REQUEST:
Print the listing below in its entirety, character for character.

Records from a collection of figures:
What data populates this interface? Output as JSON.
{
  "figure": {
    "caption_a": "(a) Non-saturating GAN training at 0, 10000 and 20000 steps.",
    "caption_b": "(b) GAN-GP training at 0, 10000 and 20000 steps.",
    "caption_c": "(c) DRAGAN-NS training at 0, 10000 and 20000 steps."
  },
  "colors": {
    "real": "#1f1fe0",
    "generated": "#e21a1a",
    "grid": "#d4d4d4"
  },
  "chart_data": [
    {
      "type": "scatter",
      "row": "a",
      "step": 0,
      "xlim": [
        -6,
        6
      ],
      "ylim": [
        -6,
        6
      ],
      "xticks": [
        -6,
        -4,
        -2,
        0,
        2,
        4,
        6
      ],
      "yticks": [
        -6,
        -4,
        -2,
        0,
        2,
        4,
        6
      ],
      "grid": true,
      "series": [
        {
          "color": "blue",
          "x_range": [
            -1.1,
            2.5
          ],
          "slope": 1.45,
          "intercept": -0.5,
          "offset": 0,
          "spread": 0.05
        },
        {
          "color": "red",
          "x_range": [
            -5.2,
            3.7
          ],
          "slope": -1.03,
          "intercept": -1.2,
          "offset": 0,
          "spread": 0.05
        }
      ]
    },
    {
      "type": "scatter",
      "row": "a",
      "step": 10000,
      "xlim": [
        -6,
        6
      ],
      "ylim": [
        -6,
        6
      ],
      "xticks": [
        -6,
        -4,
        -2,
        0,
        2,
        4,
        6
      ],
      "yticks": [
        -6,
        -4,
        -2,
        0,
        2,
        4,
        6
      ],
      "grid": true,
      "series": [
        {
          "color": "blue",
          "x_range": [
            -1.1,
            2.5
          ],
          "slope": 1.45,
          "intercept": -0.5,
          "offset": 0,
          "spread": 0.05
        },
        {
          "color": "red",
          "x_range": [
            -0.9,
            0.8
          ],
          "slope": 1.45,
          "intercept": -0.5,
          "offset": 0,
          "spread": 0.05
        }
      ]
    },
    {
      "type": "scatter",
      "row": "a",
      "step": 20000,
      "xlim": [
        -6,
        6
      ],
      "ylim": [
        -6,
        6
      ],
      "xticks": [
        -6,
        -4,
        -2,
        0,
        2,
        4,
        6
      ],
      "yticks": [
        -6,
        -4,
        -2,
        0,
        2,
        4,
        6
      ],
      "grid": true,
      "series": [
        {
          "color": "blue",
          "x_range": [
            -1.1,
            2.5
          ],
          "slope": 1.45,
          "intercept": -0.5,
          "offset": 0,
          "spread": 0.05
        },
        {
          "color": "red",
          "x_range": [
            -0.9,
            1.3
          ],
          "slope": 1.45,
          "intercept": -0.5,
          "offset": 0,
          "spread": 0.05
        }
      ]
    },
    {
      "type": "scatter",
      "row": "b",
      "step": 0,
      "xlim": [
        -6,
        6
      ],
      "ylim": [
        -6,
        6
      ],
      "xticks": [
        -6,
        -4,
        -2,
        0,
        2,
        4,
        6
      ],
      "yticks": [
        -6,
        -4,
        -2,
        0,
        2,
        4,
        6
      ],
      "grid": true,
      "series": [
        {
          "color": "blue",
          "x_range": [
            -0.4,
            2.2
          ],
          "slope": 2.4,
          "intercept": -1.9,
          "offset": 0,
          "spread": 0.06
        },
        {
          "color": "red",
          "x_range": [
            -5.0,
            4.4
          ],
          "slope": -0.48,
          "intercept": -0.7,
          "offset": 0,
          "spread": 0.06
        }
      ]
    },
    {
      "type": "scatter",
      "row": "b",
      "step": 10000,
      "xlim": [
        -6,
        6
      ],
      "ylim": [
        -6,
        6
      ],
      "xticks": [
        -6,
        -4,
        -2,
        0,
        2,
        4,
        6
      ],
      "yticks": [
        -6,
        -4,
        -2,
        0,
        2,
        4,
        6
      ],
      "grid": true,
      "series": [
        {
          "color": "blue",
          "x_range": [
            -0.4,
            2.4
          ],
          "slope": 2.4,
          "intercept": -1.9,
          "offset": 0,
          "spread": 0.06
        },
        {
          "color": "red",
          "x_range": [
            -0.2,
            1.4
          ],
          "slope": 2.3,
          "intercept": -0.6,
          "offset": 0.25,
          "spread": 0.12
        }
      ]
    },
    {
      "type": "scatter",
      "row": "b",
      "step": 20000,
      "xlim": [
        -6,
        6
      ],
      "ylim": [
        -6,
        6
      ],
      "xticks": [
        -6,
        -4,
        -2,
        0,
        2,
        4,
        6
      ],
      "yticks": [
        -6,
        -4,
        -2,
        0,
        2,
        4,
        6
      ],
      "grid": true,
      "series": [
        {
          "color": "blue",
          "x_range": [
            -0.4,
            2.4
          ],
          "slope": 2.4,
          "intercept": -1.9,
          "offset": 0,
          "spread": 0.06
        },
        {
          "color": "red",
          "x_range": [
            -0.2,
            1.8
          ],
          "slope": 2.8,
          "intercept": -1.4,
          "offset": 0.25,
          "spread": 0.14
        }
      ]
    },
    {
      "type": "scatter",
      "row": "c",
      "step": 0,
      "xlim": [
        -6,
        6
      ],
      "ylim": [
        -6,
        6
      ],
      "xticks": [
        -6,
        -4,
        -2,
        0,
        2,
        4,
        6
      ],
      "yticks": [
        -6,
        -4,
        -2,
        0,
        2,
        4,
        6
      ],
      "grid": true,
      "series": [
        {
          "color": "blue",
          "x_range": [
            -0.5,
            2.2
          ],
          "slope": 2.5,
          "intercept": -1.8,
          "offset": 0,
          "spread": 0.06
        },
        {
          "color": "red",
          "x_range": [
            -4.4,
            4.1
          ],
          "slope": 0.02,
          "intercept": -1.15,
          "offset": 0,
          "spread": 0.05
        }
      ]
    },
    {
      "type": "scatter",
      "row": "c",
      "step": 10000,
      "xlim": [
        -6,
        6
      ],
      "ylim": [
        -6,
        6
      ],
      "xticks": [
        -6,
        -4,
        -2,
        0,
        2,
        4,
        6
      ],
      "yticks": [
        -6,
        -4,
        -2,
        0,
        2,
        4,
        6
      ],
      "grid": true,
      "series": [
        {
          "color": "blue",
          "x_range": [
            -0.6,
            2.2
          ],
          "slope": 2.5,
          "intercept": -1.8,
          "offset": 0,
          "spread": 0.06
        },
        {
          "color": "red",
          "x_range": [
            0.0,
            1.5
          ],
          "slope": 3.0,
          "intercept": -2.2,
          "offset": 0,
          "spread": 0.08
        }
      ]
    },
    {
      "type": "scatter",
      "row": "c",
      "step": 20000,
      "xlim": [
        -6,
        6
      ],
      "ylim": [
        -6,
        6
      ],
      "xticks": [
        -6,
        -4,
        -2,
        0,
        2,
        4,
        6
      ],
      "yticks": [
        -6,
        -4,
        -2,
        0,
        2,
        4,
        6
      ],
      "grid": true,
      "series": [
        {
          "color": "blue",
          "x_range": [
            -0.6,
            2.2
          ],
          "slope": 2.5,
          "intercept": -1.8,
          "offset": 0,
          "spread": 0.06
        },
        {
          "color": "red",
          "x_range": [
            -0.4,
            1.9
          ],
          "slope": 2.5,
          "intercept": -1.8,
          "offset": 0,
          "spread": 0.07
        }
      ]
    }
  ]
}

ANSWER TO THIS TASK:
What data populates this interface? Output as JSON.
{
  "figure": {
    "caption_a": "(a) Non-saturating GAN training at 0, 10000 and 20000 steps.",
    "caption_b": "(b) GAN-GP training at 0, 10000 and 20000 steps.",
    "caption_c": "(c) DRAGAN-NS training at 0, 10000 and 20000 steps."
  },
  "colors": {
    "real": "#1f1fe0",
    "generated": "#e21a1a",
    "grid": "#d4d4d4"
  },
  "chart_data": [
    {
      "type": "scatter",
      "row": "a",
      "step": 0,
      "xlim": [
        -6,
        6
      ],
      "ylim": [
        -6,
        6
      ],
      "xticks": [
        -6,
        -4,
        -2,
        0,
        2,
        4,
        6
      ],
      "yticks": [
        -6,
        -4,
        -2,
        0,
        2,
        4,
        6
      ],
      "grid": true,
      "series": [
        {
          "color": "blue",
          "x_range": [
            -1.1,
            2.5
          ],
          "slope": 1.45,
          "intercept": -0.5,
          "offset": 0,
          "spread": 0.05
        },
        {
          "color": "red",
          "x_range": [
            -5.2,
            3.7
          ],
          "slope": -1.03,
          "intercept": -1.2,
          "offset": 0,
          "spread": 0.05
        }
      ]
    },
    {
      "type": "scatter",
      "row": "a",
      "step": 10000,
      "xlim": [
        -6,
        6
      ],
      "ylim": [
        -6,
        6
      ],
      "xticks": [
        -6,
        -4,
        -2,
        0,
        2,
        4,
        6
      ],
      "yticks": [
        -6,
        -4,
        -2,
        0,
        2,
        4,
        6
      ],
      "grid": true,
      "series": [
        {
          "color": "blue",
          "x_range": [
            -1.1,
            2.5
          ],
          "slope": 1.45,
          "intercept": -0.5,
          "offset": 0,
          "spread": 0.05
        },
        {
          "color": "red",
          "x_range": [
            -0.9,
            0.8
          ],
          "slope": 1.45,
          "intercept": -0.5,
          "offset": 0,
          "spread": 0.05
        }
      ]
    },
    {
      "type": "scatter",
      "row": "a",
      "step": 20000,
      "xlim": [
        -6,
        6
      ],
      "ylim": [
        -6,
        6
      ],
      "xticks": [
        -6,
        -4,
        -2,
        0,
        2,
        4,
        6
      ],
      "yticks": [
        -6,
        -4,
        -2,
        0,
        2,
        4,
        6
      ],
      "grid": true,
      "series": [
        {
          "color": "blue",
          "x_range": [
            -1.1,
            2.5
          ],
          "slope": 1.45,
          "intercept": -0.5,
          "offset": 0,
          "spread": 0.05
        },
        {
          "color": "red",
          "x_range": [
            -0.9,
            1.3
          ],
          "slope": 1.45,
          "intercept": -0.5,
          "offset": 0,
          "spread": 0.05
        }
      ]
    },
    {
      "type": "scatter",
      "row": "b",
      "step": 0,
      "xlim": [
        -6,
        6
      ],
      "ylim": [
        -6,
        6
      ],
      "xticks": [
        -6,
        -4,
        -2,
        0,
        2,
        4,
        6
      ],
      "yticks": [
        -6,
        -4,
        -2,
        0,
        2,
        4,
        6
      ],
      "grid": true,
      "series": [
        {
          "color": "blue",
          "x_range": [
            -0.4,
            2.2
          ],
          "slope": 2.4,
          "intercept": -1.9,
          "offset": 0,
          "spread": 0.06
        },
        {
          "color": "red",
          "x_range": [
            -5.0,
            4.4
          ],
          "slope": -0.48,
          "intercept": -0.7,
          "offset": 0,
          "spread": 0.06
        }
      ]
    },
    {
      "type": "scatter",
      "row": "b",
      "step": 10000,
      "xlim": [
        -6,
        6
      ],
      "ylim": [
        -6,
        6
      ],
      "xticks": [
        -6,
        -4,
        -2,
        0,
        2,
        4,
        6
      ],
      "yticks": [
        -6,
        -4,
        -2,
        0,
        2,
        4,
        6
      ],
      "grid": true,
      "series": [
        {
          "color": "blue",
          "x_range": [
            -0.4,
            2.4
          ],
          "slope": 2.4,
          "intercept": -1.9,
          "offset": 0,
          "spread": 0.06
        },
        {
          "color": "red",
          "x_range": [
            -0.2,
            1.4
          ],
          "slope": 2.3,
          "intercept": -0.6,
          "offset": 0.25,
          "spread": 0.12
        }
      ]
    },
    {
      "type": "scatter",
      "row": "b",
      "step": 20000,
      "xlim": [
        -6,
        6
      ],
      "ylim": [
        -6,
        6
      ],
      "xticks": [
        -6,
        -4,
        -2,
        0,
        2,
        4,
        6
      ],
      "yticks": [
        -6,
        -4,
        -2,
        0,
        2,
        4,
        6
      ],
      "grid": true,
      "series": [
        {
          "color": "blue",
          "x_range": [
            -0.4,
            2.4
          ],
          "slope": 2.4,
          "intercept": -1.9,
          "offset": 0,
          "spread": 0.06
        },
        {
          "color": "red",
          "x_range": [
            -0.2,
            1.8
          ],
          "slope": 2.8,
          "intercept": -1.4,
          "offset": 0.25,
          "spread": 0.14
        }
      ]
    },
    {
      "type": "scatter",
      "row": "c",
      "step": 0,
      "xlim": [
        -6,
        6
      ],
      "ylim": [
        -6,
        6
      ],
      "xticks": [
        -6,
        -4,
        -2,
        0,
        2,
        4,
        6
      ],
      "yticks": [
        -6,
        -4,
        -2,
        0,
        2,
        4,
        6
      ],
      "grid": true,
      "series": [
        {
          "color": "blue",
          "x_range": [
            -0.5,
            2.2
          ],
          "slope": 2.5,
          "intercept": -1.8,
          "offset": 0,
          "spread": 0.06
        },
        {
          "color": "red",
          "x_range": [
            -4.4,
            4.1
          ],
          "slope": 0.02,
          "intercept": -1.15,
          "offset": 0,
          "spread": 0.05
        }
      ]
    },
    {
      "type": "scatter",
      "row": "c",
      "step": 10000,
      "xlim": [
        -6,
        6
      ],
      "ylim": [
        -6,
        6
      ],
      "xticks": [
        -6,
        -4,
        -2,
        0,
        2,
        4,
        6
      ],
      "yticks": [
        -6,
        -4,
        -2,
        0,
        2,
        4,
        6
      ],
      "grid": true,
      "series": [
        {
          "color": "blue",
          "x_range": [
            -0.6,
            2.2
          ],
          "slope": 2.5,
          "intercept": -1.8,
          "offset": 0,
          "spread": 0.06
        },
        {
          "color": "red",
          "x_range": [
            0.0,
            1.5
          ],
          "slope": 3.0,
          "intercept": -2.2,
          "offset": 0,
          "spread": 0.08
        }
      ]
    },
    {
      "type": "scatter",
      "row": "c",
      "step": 20000,
      "xlim": [
        -6,
        6
      ],
      "ylim": [
        -6,
        6
      ],
      "xticks": [
        -6,
        -4,
        -2,
        0,
        2,
        4,
        6
      ],
      "yticks": [
        -6,
        -4,
        -2,
        0,
        2,
        4,
        6
      ],
      "grid": true,
      "series": [
        {
          "color": "blue",
          "x_range": [
            -0.6,
            2.2
          ],
          "slope": 2.5,
          "intercept": -1.8,
          "offset": 0,
          "spread": 0.06
        },
        {
          "color": "red",
          "x_range": [
            -0.4,
            1.9
          ],
          "slope": 2.5,
          "intercept": -1.8,
          "offset": 0,
          "spread": 0.07
        }
      ]
    }
  ]
}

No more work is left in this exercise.